**Challenge**
Copy out the listing that follows, exact in every word, and skip the images.

**Given records**

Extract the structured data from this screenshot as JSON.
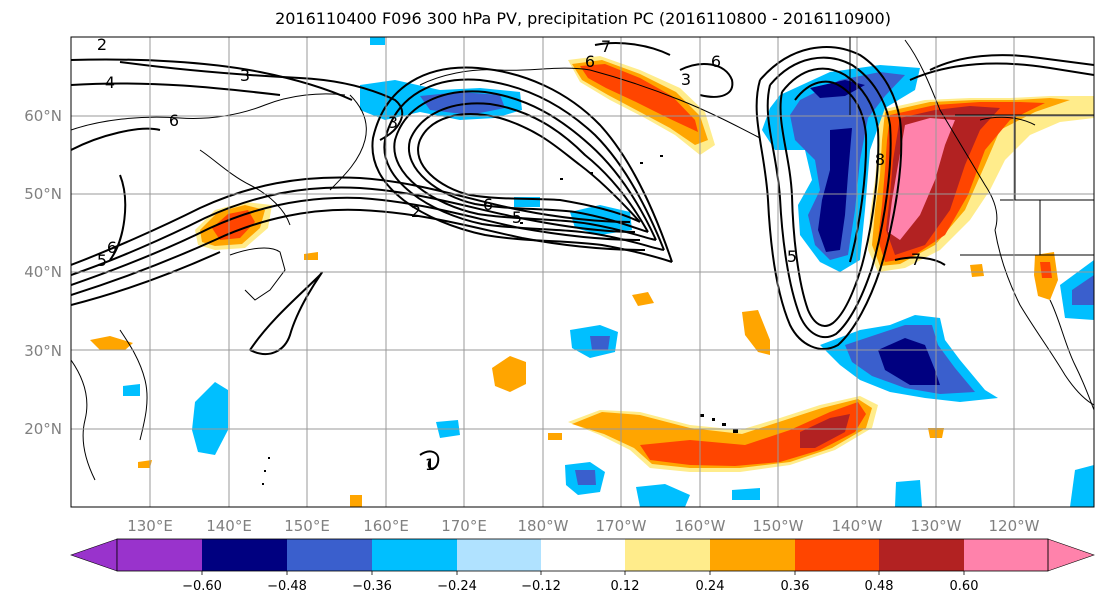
{
  "title": "2016110400 F096 300 hPa PV, precipitation PC (2016110800 - 2016110900)",
  "lat_labels": [
    "60°N",
    "50°N",
    "40°N",
    "30°N",
    "20°N"
  ],
  "lon_labels": [
    "130°E",
    "140°E",
    "150°E",
    "160°E",
    "170°E",
    "180°W",
    "170°W",
    "160°W",
    "150°W",
    "140°W",
    "130°W",
    "120°W"
  ],
  "contour_labels": [
    "2",
    "3",
    "4",
    "6",
    "7",
    "6",
    "6",
    "3",
    "6",
    "5",
    "2",
    "8",
    "5",
    "5",
    "6",
    "7",
    "3",
    "1"
  ],
  "colorbar": {
    "ticks": [
      "−0.60",
      "−0.48",
      "−0.36",
      "−0.24",
      "−0.12",
      "0.12",
      "0.24",
      "0.36",
      "0.48",
      "0.60"
    ],
    "colors": [
      "#9933cc",
      "#000080",
      "#3a5fcd",
      "#00bfff",
      "#b0e2ff",
      "#ffffff",
      "#ffec8b",
      "#ffa500",
      "#ff4500",
      "#b22222",
      "#ff82ab"
    ]
  },
  "layers": {
    "pv_contours": "300 hPa PV",
    "shading": "precipitation PC"
  }
}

**Completed exercise**
Extract the structured data from this screenshot as JSON.
{
  "title": "2016110400 F096 300 hPa PV, precipitation PC (2016110800 - 2016110900)",
  "lat_labels": [
    "60°N",
    "50°N",
    "40°N",
    "30°N",
    "20°N"
  ],
  "lon_labels": [
    "130°E",
    "140°E",
    "150°E",
    "160°E",
    "170°E",
    "180°W",
    "170°W",
    "160°W",
    "150°W",
    "140°W",
    "130°W",
    "120°W"
  ],
  "contour_labels": [
    "2",
    "3",
    "4",
    "6",
    "7",
    "6",
    "6",
    "3",
    "6",
    "5",
    "2",
    "8",
    "5",
    "5",
    "6",
    "7",
    "3",
    "1"
  ],
  "colorbar": {
    "ticks": [
      "−0.60",
      "−0.48",
      "−0.36",
      "−0.24",
      "−0.12",
      "0.12",
      "0.24",
      "0.36",
      "0.48",
      "0.60"
    ],
    "colors": [
      "#9933cc",
      "#000080",
      "#3a5fcd",
      "#00bfff",
      "#b0e2ff",
      "#ffffff",
      "#ffec8b",
      "#ffa500",
      "#ff4500",
      "#b22222",
      "#ff82ab"
    ]
  },
  "layers": {
    "pv_contours": "300 hPa PV",
    "shading": "precipitation PC"
  }
}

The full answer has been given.